▸ **What is being asked**
In this exercise, return the whole listing exactly, excluding any images.

[Data tied to figure images]
[Start]
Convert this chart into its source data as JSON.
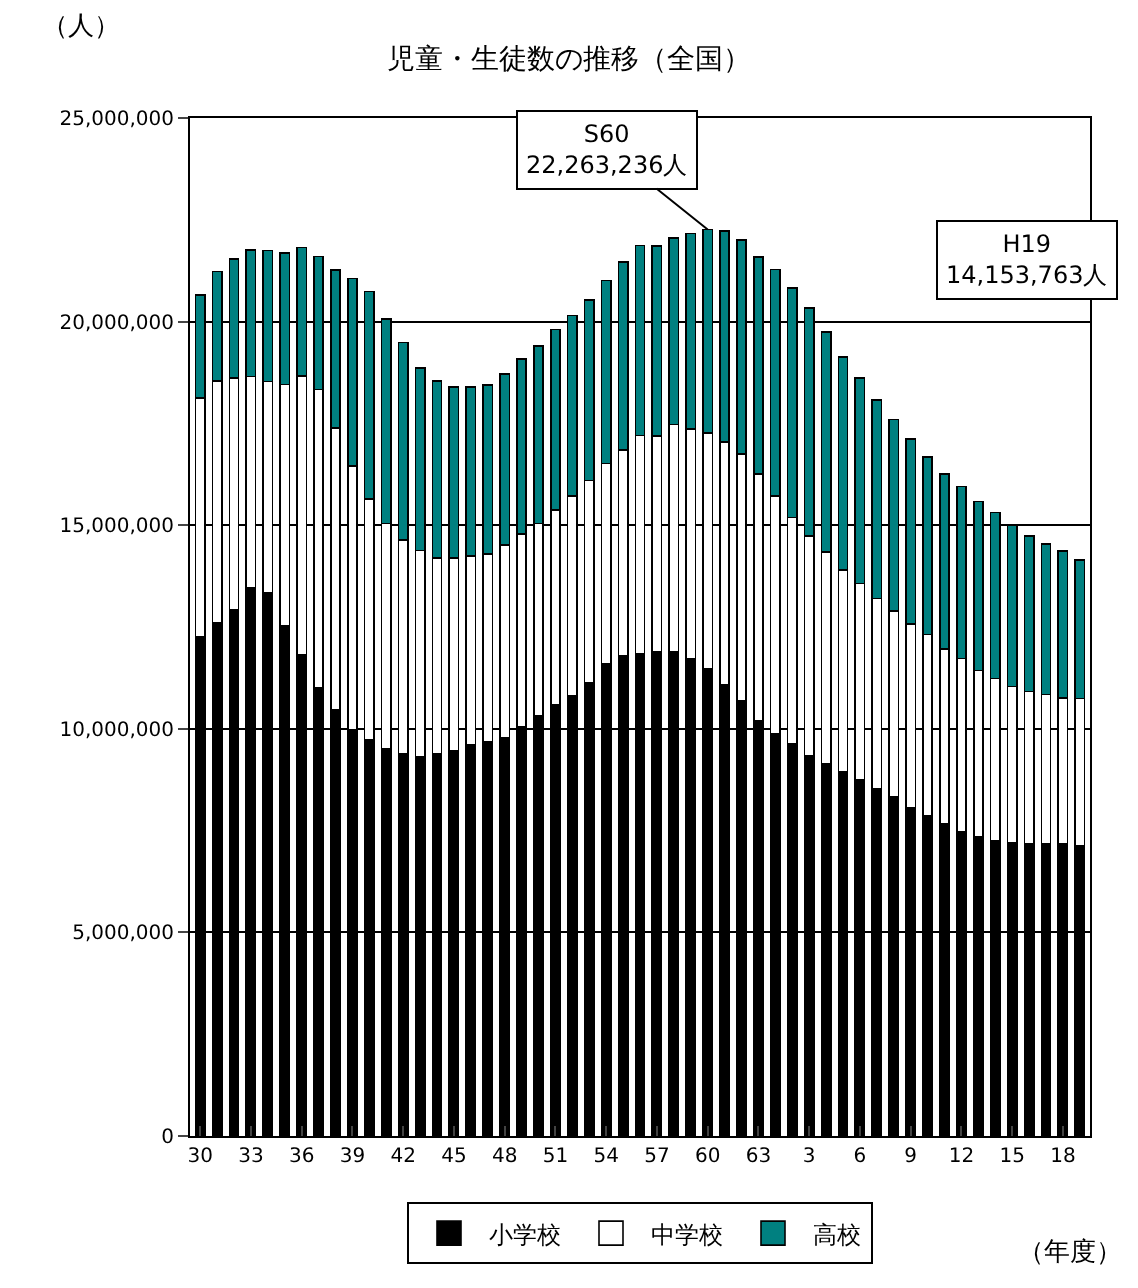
{
  "chart_data": {
    "type": "bar",
    "stacked": true,
    "title": "児童・生徒数の推移（全国）",
    "ylabel": "（人）",
    "xlabel": "（年度）",
    "categories": [
      "30",
      null,
      null,
      "33",
      null,
      null,
      "36",
      null,
      null,
      "39",
      null,
      null,
      "42",
      null,
      null,
      "45",
      null,
      null,
      "48",
      null,
      null,
      "51",
      null,
      null,
      "54",
      null,
      null,
      "57",
      null,
      null,
      "60",
      null,
      null,
      "63",
      null,
      null,
      "3",
      null,
      null,
      "6",
      null,
      null,
      "9",
      null,
      null,
      "12",
      null,
      null,
      "15",
      null,
      null,
      "18",
      null
    ],
    "series": [
      {
        "name": "小学校",
        "color": "#000000",
        "values": [
          12270000,
          12610000,
          12930000,
          13460000,
          13330000,
          12530000,
          11820000,
          11000000,
          10470000,
          9980000,
          9740000,
          9520000,
          9390000,
          9310000,
          9390000,
          9470000,
          9600000,
          9670000,
          9790000,
          10060000,
          10320000,
          10600000,
          10810000,
          11140000,
          11590000,
          11790000,
          11850000,
          11880000,
          11880000,
          11720000,
          11470000,
          11080000,
          10680000,
          10190000,
          9870000,
          9630000,
          9340000,
          9150000,
          8940000,
          8740000,
          8530000,
          8340000,
          8070000,
          7860000,
          7660000,
          7460000,
          7340000,
          7260000,
          7210000,
          7180000,
          7180000,
          7180000,
          7130000
        ]
      },
      {
        "name": "中学校",
        "color": "#ffffff",
        "values": [
          5860000,
          5930000,
          5680000,
          5190000,
          5200000,
          5930000,
          6840000,
          7330000,
          6920000,
          6470000,
          5910000,
          5520000,
          5250000,
          5070000,
          4800000,
          4720000,
          4650000,
          4620000,
          4730000,
          4720000,
          4720000,
          4780000,
          4900000,
          4960000,
          4930000,
          5060000,
          5350000,
          5310000,
          5590000,
          5640000,
          5800000,
          5960000,
          6070000,
          6070000,
          5850000,
          5560000,
          5390000,
          5190000,
          4960000,
          4830000,
          4670000,
          4560000,
          4510000,
          4460000,
          4300000,
          4270000,
          4090000,
          3980000,
          3830000,
          3740000,
          3660000,
          3570000,
          3610000
        ]
      },
      {
        "name": "高校",
        "color": "#008080",
        "values": [
          2530000,
          2690000,
          2930000,
          3110000,
          3220000,
          3220000,
          3160000,
          3270000,
          3880000,
          4610000,
          5090000,
          5020000,
          4850000,
          4480000,
          4350000,
          4200000,
          4140000,
          4150000,
          4200000,
          4300000,
          4360000,
          4430000,
          4440000,
          4430000,
          4490000,
          4620000,
          4670000,
          4670000,
          4590000,
          4800000,
          4990000,
          5190000,
          5250000,
          5330000,
          5560000,
          5640000,
          5600000,
          5410000,
          5230000,
          5040000,
          4880000,
          4700000,
          4540000,
          4350000,
          4300000,
          4220000,
          4150000,
          4070000,
          3950000,
          3820000,
          3700000,
          3620000,
          3410000
        ]
      }
    ],
    "ylim": [
      0,
      25000000
    ],
    "yticks": [
      0,
      {
        "value": 5000000,
        "label": "5,000,000"
      },
      {
        "value": 10000000,
        "label": "10,000,000"
      },
      {
        "value": 15000000,
        "label": "15,000,000"
      },
      {
        "value": 20000000,
        "label": "20,000,000"
      },
      {
        "value": 25000000,
        "label": "25,000,000"
      }
    ],
    "grid": "y",
    "legend": "bottom",
    "annotations": [
      {
        "text": "S60\n22,263,236人",
        "x": "60",
        "y": 22263236
      },
      "H19\n14,153,763人"
    ]
  }
}
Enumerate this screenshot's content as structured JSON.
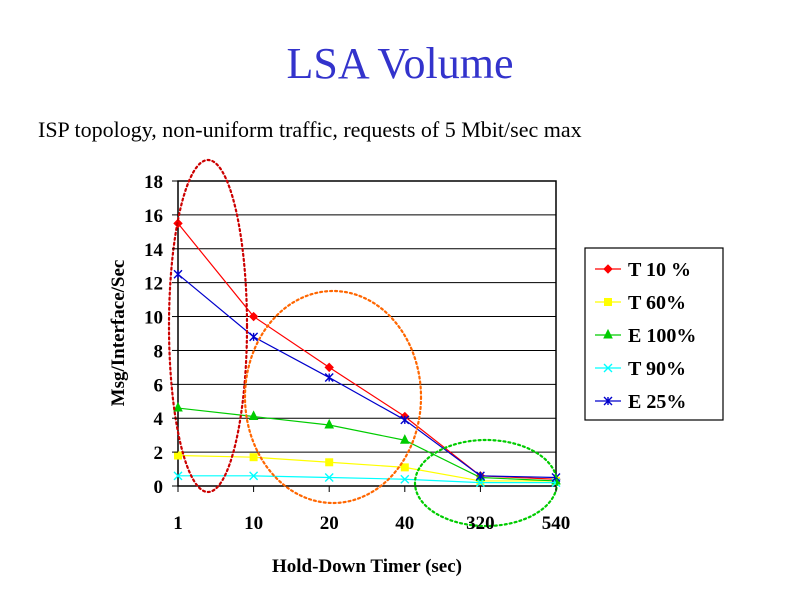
{
  "slide": {
    "title": "LSA Volume",
    "subtitle": "ISP topology, non-uniform traffic, requests of 5 Mbit/sec max"
  },
  "chart_data": {
    "type": "line",
    "title": "",
    "xlabel": "Hold-Down Timer (sec)",
    "ylabel": "Msg/Interface/Sec",
    "categories": [
      "1",
      "10",
      "20",
      "40",
      "320",
      "540"
    ],
    "ylim": [
      0,
      18
    ],
    "yticks": [
      0,
      2,
      4,
      6,
      8,
      10,
      12,
      14,
      16,
      18
    ],
    "grid": "horizontal",
    "legend_position": "right",
    "series": [
      {
        "name": "T 10 %",
        "color": "#ff0000",
        "marker": "diamond",
        "values": [
          15.5,
          10.0,
          7.0,
          4.1,
          0.6,
          0.4
        ]
      },
      {
        "name": "T 60%",
        "color": "#ffff00",
        "marker": "square",
        "values": [
          1.8,
          1.7,
          1.4,
          1.1,
          0.3,
          0.3
        ]
      },
      {
        "name": "E 100%",
        "color": "#00cc00",
        "marker": "triangle",
        "values": [
          4.6,
          4.1,
          3.6,
          2.7,
          0.5,
          0.3
        ]
      },
      {
        "name": "T 90%",
        "color": "#00ffff",
        "marker": "x",
        "values": [
          0.6,
          0.6,
          0.5,
          0.4,
          0.2,
          0.2
        ]
      },
      {
        "name": "E 25%",
        "color": "#0000cc",
        "marker": "star",
        "values": [
          12.5,
          8.8,
          6.4,
          3.9,
          0.6,
          0.5
        ]
      }
    ],
    "annotations": [
      {
        "shape": "ellipse",
        "color": "#cc0000",
        "style": "dotted",
        "around": "x=1"
      },
      {
        "shape": "ellipse",
        "color": "#ff6600",
        "style": "dotted",
        "around": "x=10 to 40"
      },
      {
        "shape": "ellipse",
        "color": "#00cc00",
        "style": "dotted",
        "around": "x=320 to 540"
      }
    ]
  }
}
[End]
▸ **Answer to this problem**
Convert this chart into its source data as JSON.
{
  "chart_data": {
    "type": "bar",
    "stacked": true,
    "title": "児童・生徒数の推移（全国）",
    "ylabel": "（人）",
    "xlabel": "（年度）",
    "categories": [
      "30",
      null,
      null,
      "33",
      null,
      null,
      "36",
      null,
      null,
      "39",
      null,
      null,
      "42",
      null,
      null,
      "45",
      null,
      null,
      "48",
      null,
      null,
      "51",
      null,
      null,
      "54",
      null,
      null,
      "57",
      null,
      null,
      "60",
      null,
      null,
      "63",
      null,
      null,
      "3",
      null,
      null,
      "6",
      null,
      null,
      "9",
      null,
      null,
      "12",
      null,
      null,
      "15",
      null,
      null,
      "18",
      null
    ],
    "series": [
      {
        "name": "小学校",
        "color": "#000000",
        "values": [
          12270000,
          12610000,
          12930000,
          13460000,
          13330000,
          12530000,
          11820000,
          11000000,
          10470000,
          9980000,
          9740000,
          9520000,
          9390000,
          9310000,
          9390000,
          9470000,
          9600000,
          9670000,
          9790000,
          10060000,
          10320000,
          10600000,
          10810000,
          11140000,
          11590000,
          11790000,
          11850000,
          11880000,
          11880000,
          11720000,
          11470000,
          11080000,
          10680000,
          10190000,
          9870000,
          9630000,
          9340000,
          9150000,
          8940000,
          8740000,
          8530000,
          8340000,
          8070000,
          7860000,
          7660000,
          7460000,
          7340000,
          7260000,
          7210000,
          7180000,
          7180000,
          7180000,
          7130000
        ]
      },
      {
        "name": "中学校",
        "color": "#ffffff",
        "values": [
          5860000,
          5930000,
          5680000,
          5190000,
          5200000,
          5930000,
          6840000,
          7330000,
          6920000,
          6470000,
          5910000,
          5520000,
          5250000,
          5070000,
          4800000,
          4720000,
          4650000,
          4620000,
          4730000,
          4720000,
          4720000,
          4780000,
          4900000,
          4960000,
          4930000,
          5060000,
          5350000,
          5310000,
          5590000,
          5640000,
          5800000,
          5960000,
          6070000,
          6070000,
          5850000,
          5560000,
          5390000,
          5190000,
          4960000,
          4830000,
          4670000,
          4560000,
          4510000,
          4460000,
          4300000,
          4270000,
          4090000,
          3980000,
          3830000,
          3740000,
          3660000,
          3570000,
          3610000
        ]
      },
      {
        "name": "高校",
        "color": "#008080",
        "values": [
          2530000,
          2690000,
          2930000,
          3110000,
          3220000,
          3220000,
          3160000,
          3270000,
          3880000,
          4610000,
          5090000,
          5020000,
          4850000,
          4480000,
          4350000,
          4200000,
          4140000,
          4150000,
          4200000,
          4300000,
          4360000,
          4430000,
          4440000,
          4430000,
          4490000,
          4620000,
          4670000,
          4670000,
          4590000,
          4800000,
          4990000,
          5190000,
          5250000,
          5330000,
          5560000,
          5640000,
          5600000,
          5410000,
          5230000,
          5040000,
          4880000,
          4700000,
          4540000,
          4350000,
          4300000,
          4220000,
          4150000,
          4070000,
          3950000,
          3820000,
          3700000,
          3620000,
          3410000
        ]
      }
    ],
    "ylim": [
      0,
      25000000
    ],
    "yticks": [
      0,
      {
        "value": 5000000,
        "label": "5,000,000"
      },
      {
        "value": 10000000,
        "label": "10,000,000"
      },
      {
        "value": 15000000,
        "label": "15,000,000"
      },
      {
        "value": 20000000,
        "label": "20,000,000"
      },
      {
        "value": 25000000,
        "label": "25,000,000"
      }
    ],
    "grid": "y",
    "legend": "bottom",
    "annotations": [
      {
        "text": "S60\n22,263,236人",
        "x": "60",
        "y": 22263236
      },
      "H19\n14,153,763人"
    ]
  }
}
Enumerate this screenshot's content as structured JSON.
{
  "slide": {
    "title": "LSA Volume",
    "subtitle": "ISP topology, non-uniform traffic, requests of 5 Mbit/sec max"
  },
  "chart_data": {
    "type": "line",
    "title": "",
    "xlabel": "Hold-Down Timer (sec)",
    "ylabel": "Msg/Interface/Sec",
    "categories": [
      "1",
      "10",
      "20",
      "40",
      "320",
      "540"
    ],
    "ylim": [
      0,
      18
    ],
    "yticks": [
      0,
      2,
      4,
      6,
      8,
      10,
      12,
      14,
      16,
      18
    ],
    "grid": "horizontal",
    "legend_position": "right",
    "series": [
      {
        "name": "T 10 %",
        "color": "#ff0000",
        "marker": "diamond",
        "values": [
          15.5,
          10.0,
          7.0,
          4.1,
          0.6,
          0.4
        ]
      },
      {
        "name": "T 60%",
        "color": "#ffff00",
        "marker": "square",
        "values": [
          1.8,
          1.7,
          1.4,
          1.1,
          0.3,
          0.3
        ]
      },
      {
        "name": "E 100%",
        "color": "#00cc00",
        "marker": "triangle",
        "values": [
          4.6,
          4.1,
          3.6,
          2.7,
          0.5,
          0.3
        ]
      },
      {
        "name": "T 90%",
        "color": "#00ffff",
        "marker": "x",
        "values": [
          0.6,
          0.6,
          0.5,
          0.4,
          0.2,
          0.2
        ]
      },
      {
        "name": "E 25%",
        "color": "#0000cc",
        "marker": "star",
        "values": [
          12.5,
          8.8,
          6.4,
          3.9,
          0.6,
          0.5
        ]
      }
    ],
    "annotations": [
      {
        "shape": "ellipse",
        "color": "#cc0000",
        "style": "dotted",
        "around": "x=1"
      },
      {
        "shape": "ellipse",
        "color": "#ff6600",
        "style": "dotted",
        "around": "x=10 to 40"
      },
      {
        "shape": "ellipse",
        "color": "#00cc00",
        "style": "dotted",
        "around": "x=320 to 540"
      }
    ]
  }
}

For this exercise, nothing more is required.